▶ _EXTRAIT FOURNI_:
--- --- ---

On peut expliquer cela par le fait qu'à son commencement le phénomène n’est pas massif et que les Italiens sont focalisés sur l'arrivée des Albanais. Face à ceux-ci, la migration à Lampedusa semble anecdotique.
Le graphique présente plusieurs courbes, dont l’une (la verte) est la résultante des articles des pages nationales et des éditions régionales. Jusqu'en 2001, les articles sont presque exclusivement issus des pages nationales (les deux courbes, nationales et celle du cumul des deux éditions se superposent). Le phénomène est d'emblée porté à la connaissance de tous les lecteurs. A partir de 2002, à la suite des premières tragédies de cette migration, le nombre d'articles augmente dans les pages régionales. Elle traduit une sensibilité de proximité qui intervient à un double niveau : le voisinage géographique des catastrophes et la coexistence des populations du Sud du pays avec les immigrés. Généralement, le nombre d'articles publiés dans les pages nationales demeure presque systématiquement supérieur, et les deux courbes ne cessent de progresser lentement (en 2010 arrêt de l'interrogation en janvier ce qui explique la chute brutale).
Une deuxième observation repose sur la répartition des articles dans le temps, en fonction de la rubrique dans laquelle ils sont publiés.
Elle montre la part prépondérante des articles de Cronaca (Faits divers). Sa progression par pics indique une disposition à s’intéresser par à-coups à cette actualité, à partir des événements les plus sensibles. On note, c'est peut-être surprenant, la part importante des articles liés à la culture (Cultura) et, de façon plus attendue, de ceux liés à la politique intérieure italienne (Politica interna). L'augmentation des valeurs confirme l’impression d’une actualité sans cesse croissante.
On peut associer à cette répartition celle du moment de l'année où sont publiés les articles. Le résultat met en lumière la concomitance de la migration et des conditions de mer favorables, ce qui explique un regain de l’intérêt médiatique durant les mois d’été et au début de l’automne, au moment où l’île est une destination touristique6.

--- --- ---

▶ _DONNÉES DE L'EXERCICE_:
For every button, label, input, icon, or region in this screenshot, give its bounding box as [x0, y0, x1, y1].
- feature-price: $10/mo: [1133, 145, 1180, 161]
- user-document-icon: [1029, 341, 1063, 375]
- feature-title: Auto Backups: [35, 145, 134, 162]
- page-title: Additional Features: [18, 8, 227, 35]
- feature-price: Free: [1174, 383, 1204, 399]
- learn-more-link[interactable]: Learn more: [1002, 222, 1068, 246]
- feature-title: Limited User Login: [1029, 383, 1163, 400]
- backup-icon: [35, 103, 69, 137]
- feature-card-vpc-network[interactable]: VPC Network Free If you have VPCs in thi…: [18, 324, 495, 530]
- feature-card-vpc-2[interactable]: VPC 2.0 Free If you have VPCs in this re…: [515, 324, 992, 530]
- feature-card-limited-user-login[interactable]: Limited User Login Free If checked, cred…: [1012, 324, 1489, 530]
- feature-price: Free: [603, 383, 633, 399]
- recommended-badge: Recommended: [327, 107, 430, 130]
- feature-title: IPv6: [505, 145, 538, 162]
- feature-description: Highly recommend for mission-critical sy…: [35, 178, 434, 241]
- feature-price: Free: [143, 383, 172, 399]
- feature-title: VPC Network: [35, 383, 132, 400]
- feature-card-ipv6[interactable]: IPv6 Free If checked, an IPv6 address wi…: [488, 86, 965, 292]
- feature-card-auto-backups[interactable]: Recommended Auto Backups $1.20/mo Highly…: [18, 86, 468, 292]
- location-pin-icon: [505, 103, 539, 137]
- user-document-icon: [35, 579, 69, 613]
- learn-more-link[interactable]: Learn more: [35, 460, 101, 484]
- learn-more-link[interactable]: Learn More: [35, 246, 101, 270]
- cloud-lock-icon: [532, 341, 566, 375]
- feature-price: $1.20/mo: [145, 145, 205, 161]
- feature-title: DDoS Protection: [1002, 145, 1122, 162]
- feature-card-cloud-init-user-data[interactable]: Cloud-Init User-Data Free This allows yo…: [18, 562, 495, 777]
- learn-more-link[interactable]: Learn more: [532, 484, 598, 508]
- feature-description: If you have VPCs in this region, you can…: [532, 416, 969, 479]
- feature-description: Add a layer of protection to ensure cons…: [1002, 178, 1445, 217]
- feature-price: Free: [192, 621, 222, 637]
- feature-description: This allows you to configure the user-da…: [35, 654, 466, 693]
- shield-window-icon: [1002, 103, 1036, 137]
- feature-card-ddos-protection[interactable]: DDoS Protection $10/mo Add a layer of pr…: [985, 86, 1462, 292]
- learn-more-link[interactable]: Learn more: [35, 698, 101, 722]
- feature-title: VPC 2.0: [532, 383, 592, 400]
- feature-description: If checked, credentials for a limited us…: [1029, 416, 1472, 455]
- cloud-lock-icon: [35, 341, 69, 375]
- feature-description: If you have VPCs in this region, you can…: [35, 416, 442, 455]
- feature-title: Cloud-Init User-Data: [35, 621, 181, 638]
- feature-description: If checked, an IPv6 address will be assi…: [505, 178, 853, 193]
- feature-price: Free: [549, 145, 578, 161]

--- --- ---

▶ _TÂCHES À RÉALISER_:
1. Répondez aux questions suivantes à partir de l'extrait fourni.
(a) À partir de quelle année le nombre d'articles augmente-t-il dans les pages régionales ?
(b) Quelle rubrique représente la part prépondérante des articles ?
(c) À quelle période de l'année l'intérêt médiatique connaît-il un regain ?
2. Relevez toutes les lignes des entrées où figure la chaîne « icon ».

▶ _RÉPONSES PAR TÂCHE_:
1.
(a) À partir de 2002.
(b) La rubrique Cronaca (Faits divers).
(c) Durant les mois d'été et au début de l'automne.

2.
For every button, label, input, icon, or region in this screenshot, give its bounding box as [x0, y0, x1, y1].
- user-document-icon: [1029, 341, 1063, 375]
- backup-icon: [35, 103, 69, 137]
- location-pin-icon: [505, 103, 539, 137]
- user-document-icon: [35, 579, 69, 613]
- cloud-lock-icon: [532, 341, 566, 375]
- shield-window-icon: [1002, 103, 1036, 137]
- cloud-lock-icon: [35, 341, 69, 375]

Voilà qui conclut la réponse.